■ What is required ■
Copy each line that contains the string "الجنابة".

=== Dataset entries ===

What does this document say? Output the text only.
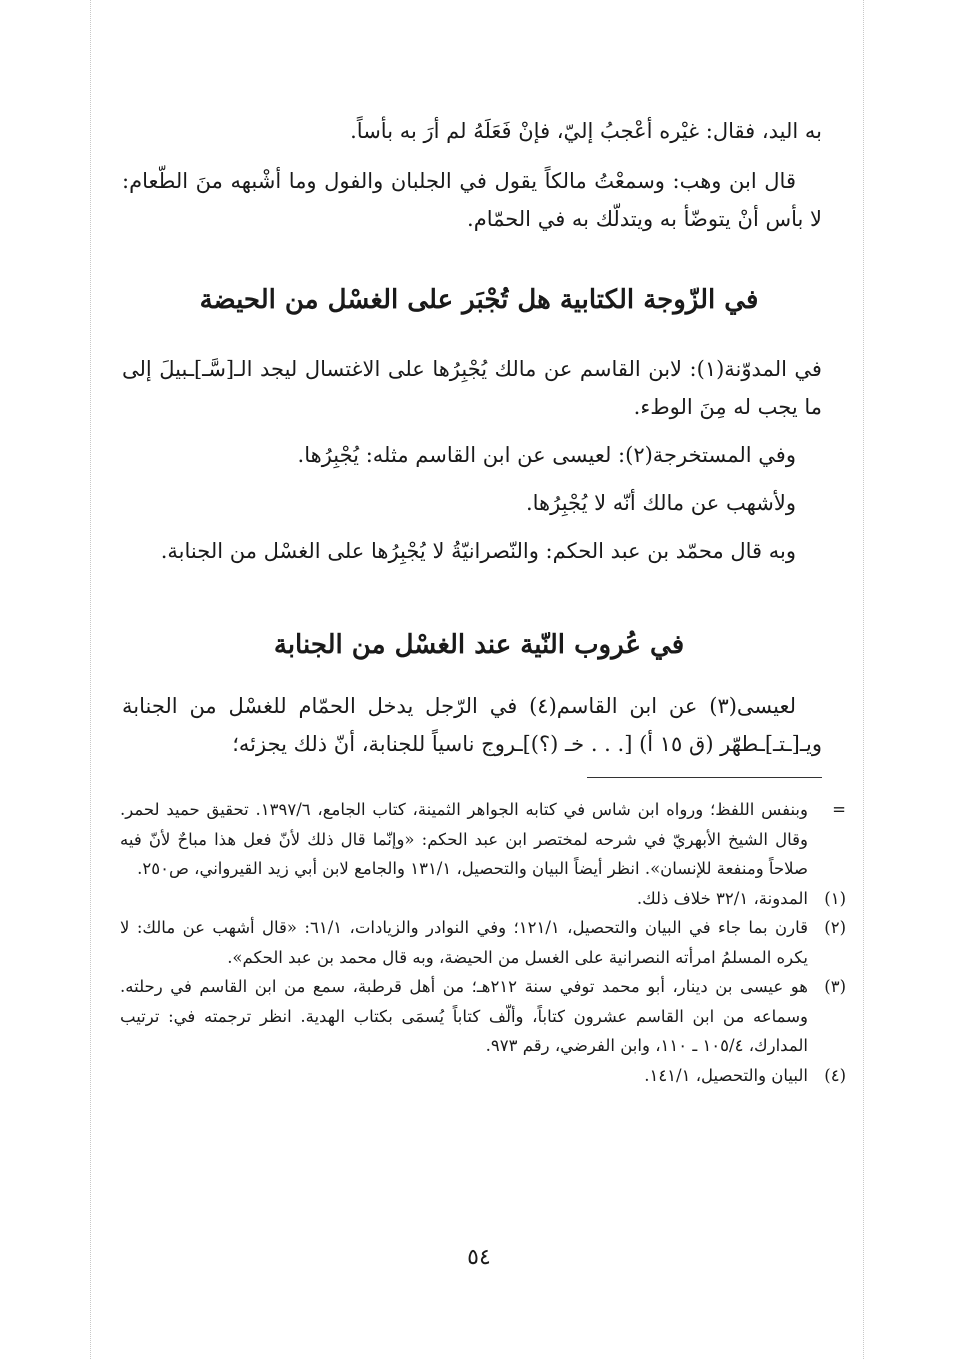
به اليد، فقال: غيْره أعْجبُ إليّ، فإنْ فَعَلَهُ لم أرَ به بأساً.

قال ابن وهب: وسمعْتُ مالكاً يقول في الجلبان والفول وما أشْبهه منَ الطّعام: لا بأس أنْ يتوضّأ به ويتدلّك به في الحمّام.

في الزّوجة الكتابية هل تُجْبَر على الغسْل من الحيضة

في المدوّنة(١): لابن القاسم عن مالك يُجْبِرُها على الاغتسال ليجد الـ[سَّـ]ـبيلَ إلى ما يجب له مِنَ الوطء.

وفي المستخرجة(٢): لعيسى عن ابن القاسم مثله: يُجْبِرُها.

ولأشهب عن مالك أنّه لا يُجْبِرُها.

وبه قال محمّد بن عبد الحكم: والنّصرانيّةُ لا يُجْبِرُها على الغسْل من الجنابة.

في عُروب النّية عند الغسْل من الجنابة

لعيسى(٣) عن ابن القاسم(٤) في الرّجل يدخل الحمّام للغسْل من الجنابة ويـ[ـتـ]ـطهّر (ق ١٥ أ) [. . . خـ (؟)]ـروج ناسياً للجنابة، أنّ ذلك يجزئه؛

=
وبنفس اللفظ؛ ورواه ابن شاس في كتابه الجواهر الثمينة، كتاب الجامع، ١٣٩٧/٦. تحقيق حميد لحمر. وقال الشيخ الأبهريّ في شرحه لمختصر ابن عبد الحكم: «وإنّما قال ذلك لأنّ فعل هذا مباحٌ لأنّ فيه صلاحاً ومنفعة للإنسان». انظر أيضاً البيان والتحصيل، ١٣١/١ والجامع لابن أبي زيد القيرواني، ص٢٥٠.
(١)
المدونة، ٣٢/١ خلاف ذلك.
(٢)
قارن بما جاء في البيان والتحصيل، ١٢١/١؛ وفي النوادر والزيادات، ٦١/١: «قال أشهب عن مالك: لا يكره المسلمُ امرأته النصرانية على الغسل من الحيضة، وبه قال محمد بن عبد الحكم».
(٣)
هو عيسى بن دينار، أبو محمد توفي سنة ٢١٢هـ؛ من أهل قرطبة، سمع من ابن القاسم في رحلته. وسماعه من ابن القاسم عشرون كتاباً، وألّف كتاباً يُسمَى بكتاب الهدية. انظر ترجمته في: ترتيب المدارك، ١٠٥/٤ ـ ١١٠، وابن الفرضي، رقم ٩٧٣.
(٤)
البيان والتحصيل، ١٤١/١.
٥٤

===

■ Task solution ■
وبه قال محمّد بن عبد الحكم: والنّصرانيّةُ لا يُجْبِرُها على الغسْل من الجنابة.
في عُروب النّية عند الغسْل من الجنابة
لعيسى(٣) عن ابن القاسم(٤) في الرّجل يدخل الحمّام للغسْل من الجنابة ويـ[ـتـ]ـطهّر (ق ١٥ أ) [. . . خـ (؟)]ـروج ناسياً للجنابة، أنّ ذلك يجزئه؛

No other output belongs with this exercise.